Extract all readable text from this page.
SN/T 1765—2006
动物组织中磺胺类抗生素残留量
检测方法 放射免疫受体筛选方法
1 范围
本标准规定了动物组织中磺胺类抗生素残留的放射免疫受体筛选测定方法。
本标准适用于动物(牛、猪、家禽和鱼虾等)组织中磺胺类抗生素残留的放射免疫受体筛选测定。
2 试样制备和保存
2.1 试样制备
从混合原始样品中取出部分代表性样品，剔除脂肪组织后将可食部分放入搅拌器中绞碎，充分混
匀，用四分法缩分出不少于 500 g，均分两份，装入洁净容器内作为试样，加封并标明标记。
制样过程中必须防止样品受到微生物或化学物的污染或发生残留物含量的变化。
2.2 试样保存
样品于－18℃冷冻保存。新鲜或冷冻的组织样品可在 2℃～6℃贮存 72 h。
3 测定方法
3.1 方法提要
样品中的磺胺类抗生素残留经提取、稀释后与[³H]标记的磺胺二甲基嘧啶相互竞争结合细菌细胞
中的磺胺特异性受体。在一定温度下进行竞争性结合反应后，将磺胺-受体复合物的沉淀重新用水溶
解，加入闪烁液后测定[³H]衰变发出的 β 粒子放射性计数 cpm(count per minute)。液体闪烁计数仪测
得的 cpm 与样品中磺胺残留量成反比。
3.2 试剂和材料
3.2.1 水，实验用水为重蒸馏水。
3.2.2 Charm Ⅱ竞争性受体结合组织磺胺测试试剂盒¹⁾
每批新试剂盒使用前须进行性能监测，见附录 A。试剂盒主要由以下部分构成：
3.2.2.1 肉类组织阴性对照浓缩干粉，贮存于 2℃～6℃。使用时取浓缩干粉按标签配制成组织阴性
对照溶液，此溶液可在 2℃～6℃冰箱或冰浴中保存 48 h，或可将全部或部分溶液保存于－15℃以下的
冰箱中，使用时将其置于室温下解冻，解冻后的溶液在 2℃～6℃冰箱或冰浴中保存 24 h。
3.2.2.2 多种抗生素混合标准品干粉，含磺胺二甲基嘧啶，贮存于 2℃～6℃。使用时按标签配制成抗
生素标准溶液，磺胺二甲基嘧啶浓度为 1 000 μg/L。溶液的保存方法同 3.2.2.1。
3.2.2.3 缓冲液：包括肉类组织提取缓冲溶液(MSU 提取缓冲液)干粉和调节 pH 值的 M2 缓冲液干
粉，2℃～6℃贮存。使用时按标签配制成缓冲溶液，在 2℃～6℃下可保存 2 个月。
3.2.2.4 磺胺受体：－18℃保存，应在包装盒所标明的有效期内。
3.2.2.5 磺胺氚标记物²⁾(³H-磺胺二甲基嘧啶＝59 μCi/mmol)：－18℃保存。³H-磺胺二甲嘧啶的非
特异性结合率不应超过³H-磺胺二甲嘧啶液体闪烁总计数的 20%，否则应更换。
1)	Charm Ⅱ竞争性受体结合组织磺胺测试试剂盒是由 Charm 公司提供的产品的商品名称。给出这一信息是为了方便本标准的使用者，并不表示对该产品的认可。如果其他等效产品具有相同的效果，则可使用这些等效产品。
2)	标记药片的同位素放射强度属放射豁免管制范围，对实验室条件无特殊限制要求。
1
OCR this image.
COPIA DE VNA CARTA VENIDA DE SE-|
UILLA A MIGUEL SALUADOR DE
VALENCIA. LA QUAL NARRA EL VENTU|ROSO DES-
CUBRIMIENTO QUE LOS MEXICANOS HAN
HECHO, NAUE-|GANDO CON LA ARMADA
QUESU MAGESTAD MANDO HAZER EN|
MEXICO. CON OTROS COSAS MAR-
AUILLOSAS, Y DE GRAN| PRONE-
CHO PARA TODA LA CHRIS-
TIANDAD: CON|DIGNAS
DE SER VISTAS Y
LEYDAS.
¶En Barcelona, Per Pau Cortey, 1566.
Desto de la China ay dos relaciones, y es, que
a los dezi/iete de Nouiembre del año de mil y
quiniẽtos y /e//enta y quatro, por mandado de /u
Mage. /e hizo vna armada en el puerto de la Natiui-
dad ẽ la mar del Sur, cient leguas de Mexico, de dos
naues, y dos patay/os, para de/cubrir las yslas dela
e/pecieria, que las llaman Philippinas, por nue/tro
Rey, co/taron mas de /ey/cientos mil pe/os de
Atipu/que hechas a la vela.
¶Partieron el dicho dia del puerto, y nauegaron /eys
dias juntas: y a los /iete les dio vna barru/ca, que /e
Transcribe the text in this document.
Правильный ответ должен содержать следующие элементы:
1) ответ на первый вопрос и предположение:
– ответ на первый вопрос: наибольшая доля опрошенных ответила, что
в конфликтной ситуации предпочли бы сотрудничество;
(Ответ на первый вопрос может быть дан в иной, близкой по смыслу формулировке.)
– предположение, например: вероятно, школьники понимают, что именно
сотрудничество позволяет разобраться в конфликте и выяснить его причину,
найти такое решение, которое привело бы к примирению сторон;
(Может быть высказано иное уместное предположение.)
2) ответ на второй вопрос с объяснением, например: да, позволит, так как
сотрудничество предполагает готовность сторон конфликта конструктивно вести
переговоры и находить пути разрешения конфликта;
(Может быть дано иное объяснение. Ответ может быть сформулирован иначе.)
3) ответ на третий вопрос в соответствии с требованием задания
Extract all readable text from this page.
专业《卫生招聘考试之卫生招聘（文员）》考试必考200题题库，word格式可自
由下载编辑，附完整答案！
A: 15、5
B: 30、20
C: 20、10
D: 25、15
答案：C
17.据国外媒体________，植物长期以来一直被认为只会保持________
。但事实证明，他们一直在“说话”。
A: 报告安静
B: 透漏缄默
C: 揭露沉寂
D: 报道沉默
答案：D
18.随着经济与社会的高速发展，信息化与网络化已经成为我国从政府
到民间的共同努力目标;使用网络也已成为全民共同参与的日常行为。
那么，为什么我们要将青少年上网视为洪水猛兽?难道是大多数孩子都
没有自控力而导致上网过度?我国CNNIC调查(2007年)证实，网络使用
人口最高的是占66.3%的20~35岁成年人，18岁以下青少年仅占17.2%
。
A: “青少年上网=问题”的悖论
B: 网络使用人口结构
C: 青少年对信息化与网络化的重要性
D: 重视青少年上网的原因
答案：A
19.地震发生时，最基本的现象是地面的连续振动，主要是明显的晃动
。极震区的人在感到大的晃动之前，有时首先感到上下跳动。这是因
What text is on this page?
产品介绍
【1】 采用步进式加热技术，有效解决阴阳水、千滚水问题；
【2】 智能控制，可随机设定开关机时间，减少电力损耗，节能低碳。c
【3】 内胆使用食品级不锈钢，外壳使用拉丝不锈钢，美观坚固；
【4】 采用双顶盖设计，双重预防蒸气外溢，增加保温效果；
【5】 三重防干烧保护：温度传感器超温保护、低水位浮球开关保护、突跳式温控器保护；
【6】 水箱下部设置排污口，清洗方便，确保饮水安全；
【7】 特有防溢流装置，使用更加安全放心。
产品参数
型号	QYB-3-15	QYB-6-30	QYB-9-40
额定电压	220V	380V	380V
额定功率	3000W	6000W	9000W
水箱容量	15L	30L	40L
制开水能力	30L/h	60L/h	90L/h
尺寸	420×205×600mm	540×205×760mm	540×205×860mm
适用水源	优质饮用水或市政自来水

++++++++++

What is asked -> Write the listing out again, exactly as shown above.

Result of this exercise ->
Extract all readable text from this page.
SN/T 1765—2006
动物组织中磺胺类抗生素残留量
检测方法 放射免疫受体筛选方法
1 范围
本标准规定了动物组织中磺胺类抗生素残留的放射免疫受体筛选测定方法。
本标准适用于动物(牛、猪、家禽和鱼虾等)组织中磺胺类抗生素残留的放射免疫受体筛选测定。
2 试样制备和保存
2.1 试样制备
从混合原始样品中取出部分代表性样品，剔除脂肪组织后将可食部分放入搅拌器中绞碎，充分混
匀，用四分法缩分出不少于 500 g，均分两份，装入洁净容器内作为试样，加封并标明标记。
制样过程中必须防止样品受到微生物或化学物的污染或发生残留物含量的变化。
2.2 试样保存
样品于－18℃冷冻保存。新鲜或冷冻的组织样品可在 2℃～6℃贮存 72 h。
3 测定方法
3.1 方法提要
样品中的磺胺类抗生素残留经提取、稀释后与[³H]标记的磺胺二甲基嘧啶相互竞争结合细菌细胞
中的磺胺特异性受体。在一定温度下进行竞争性结合反应后，将磺胺-受体复合物的沉淀重新用水溶
解，加入闪烁液后测定[³H]衰变发出的 β 粒子放射性计数 cpm(count per minute)。液体闪烁计数仪测
得的 cpm 与样品中磺胺残留量成反比。
3.2 试剂和材料
3.2.1 水，实验用水为重蒸馏水。
3.2.2 Charm Ⅱ竞争性受体结合组织磺胺测试试剂盒¹⁾
每批新试剂盒使用前须进行性能监测，见附录 A。试剂盒主要由以下部分构成：
3.2.2.1 肉类组织阴性对照浓缩干粉，贮存于 2℃～6℃。使用时取浓缩干粉按标签配制成组织阴性
对照溶液，此溶液可在 2℃～6℃冰箱或冰浴中保存 48 h，或可将全部或部分溶液保存于－15℃以下的
冰箱中，使用时将其置于室温下解冻，解冻后的溶液在 2℃～6℃冰箱或冰浴中保存 24 h。
3.2.2.2 多种抗生素混合标准品干粉，含磺胺二甲基嘧啶，贮存于 2℃～6℃。使用时按标签配制成抗
生素标准溶液，磺胺二甲基嘧啶浓度为 1 000 μg/L。溶液的保存方法同 3.2.2.1。
3.2.2.3 缓冲液：包括肉类组织提取缓冲溶液(MSU 提取缓冲液)干粉和调节 pH 值的 M2 缓冲液干
粉，2℃～6℃贮存。使用时按标签配制成缓冲溶液，在 2℃～6℃下可保存 2 个月。
3.2.2.4 磺胺受体：－18℃保存，应在包装盒所标明的有效期内。
3.2.2.5 磺胺氚标记物²⁾(³H-磺胺二甲基嘧啶＝59 μCi/mmol)：－18℃保存。³H-磺胺二甲嘧啶的非
特异性结合率不应超过³H-磺胺二甲嘧啶液体闪烁总计数的 20%，否则应更换。
1)	Charm Ⅱ竞争性受体结合组织磺胺测试试剂盒是由 Charm 公司提供的产品的商品名称。给出这一信息是为了方便本标准的使用者，并不表示对该产品的认可。如果其他等效产品具有相同的效果，则可使用这些等效产品。
2)	标记药片的同位素放射强度属放射豁免管制范围，对实验室条件无特殊限制要求。
1
OCR this image.
COPIA DE VNA CARTA VENIDA DE SE-|
UILLA A MIGUEL SALUADOR DE
VALENCIA. LA QUAL NARRA EL VENTU|ROSO DES-
CUBRIMIENTO QUE LOS MEXICANOS HAN
HECHO, NAUE-|GANDO CON LA ARMADA
QUESU MAGESTAD MANDO HAZER EN|
MEXICO. CON OTROS COSAS MAR-
AUILLOSAS, Y DE GRAN| PRONE-
CHO PARA TODA LA CHRIS-
TIANDAD: CON|DIGNAS
DE SER VISTAS Y
LEYDAS.
¶En Barcelona, Per Pau Cortey, 1566.
Desto de la China ay dos relaciones, y es, que
a los dezi/iete de Nouiembre del año de mil y
quiniẽtos y /e//enta y quatro, por mandado de /u
Mage. /e hizo vna armada en el puerto de la Natiui-
dad ẽ la mar del Sur, cient leguas de Mexico, de dos
naues, y dos patay/os, para de/cubrir las yslas dela
e/pecieria, que las llaman Philippinas, por nue/tro
Rey, co/taron mas de /ey/cientos mil pe/os de
Atipu/que hechas a la vela.
¶Partieron el dicho dia del puerto, y nauegaron /eys
dias juntas: y a los /iete les dio vna barru/ca, que /e
Transcribe the text in this document.
Правильный ответ должен содержать следующие элементы:
1) ответ на первый вопрос и предположение:
– ответ на первый вопрос: наибольшая доля опрошенных ответила, что
в конфликтной ситуации предпочли бы сотрудничество;
(Ответ на первый вопрос может быть дан в иной, близкой по смыслу формулировке.)
– предположение, например: вероятно, школьники понимают, что именно
сотрудничество позволяет разобраться в конфликте и выяснить его причину,
найти такое решение, которое привело бы к примирению сторон;
(Может быть высказано иное уместное предположение.)
2) ответ на второй вопрос с объяснением, например: да, позволит, так как
сотрудничество предполагает готовность сторон конфликта конструктивно вести
переговоры и находить пути разрешения конфликта;
(Может быть дано иное объяснение. Ответ может быть сформулирован иначе.)
3) ответ на третий вопрос в соответствии с требованием задания
Extract all readable text from this page.
专业《卫生招聘考试之卫生招聘（文员）》考试必考200题题库，word格式可自
由下载编辑，附完整答案！
A: 15、5
B: 30、20
C: 20、10
D: 25、15
答案：C
17.据国外媒体________，植物长期以来一直被认为只会保持________
。但事实证明，他们一直在“说话”。
A: 报告安静
B: 透漏缄默
C: 揭露沉寂
D: 报道沉默
答案：D
18.随着经济与社会的高速发展，信息化与网络化已经成为我国从政府
到民间的共同努力目标;使用网络也已成为全民共同参与的日常行为。
那么，为什么我们要将青少年上网视为洪水猛兽?难道是大多数孩子都
没有自控力而导致上网过度?我国CNNIC调查(2007年)证实，网络使用
人口最高的是占66.3%的20~35岁成年人，18岁以下青少年仅占17.2%
。
A: “青少年上网=问题”的悖论
B: 网络使用人口结构
C: 青少年对信息化与网络化的重要性
D: 重视青少年上网的原因
答案：A
19.地震发生时，最基本的现象是地面的连续振动，主要是明显的晃动
。极震区的人在感到大的晃动之前，有时首先感到上下跳动。这是因
What text is on this page?
产品介绍
【1】 采用步进式加热技术，有效解决阴阳水、千滚水问题；
【2】 智能控制，可随机设定开关机时间，减少电力损耗，节能低碳。c
【3】 内胆使用食品级不锈钢，外壳使用拉丝不锈钢，美观坚固；
【4】 采用双顶盖设计，双重预防蒸气外溢，增加保温效果；
【5】 三重防干烧保护：温度传感器超温保护、低水位浮球开关保护、突跳式温控器保护；
【6】 水箱下部设置排污口，清洗方便，确保饮水安全；
【7】 特有防溢流装置，使用更加安全放心。
产品参数
型号	QYB-3-15	QYB-6-30	QYB-9-40
额定电压	220V	380V	380V
额定功率	3000W	6000W	9000W
水箱容量	15L	30L	40L
制开水能力	30L/h	60L/h	90L/h
尺寸	420×205×600mm	540×205×760mm	540×205×860mm
适用水源	优质饮用水或市政自来水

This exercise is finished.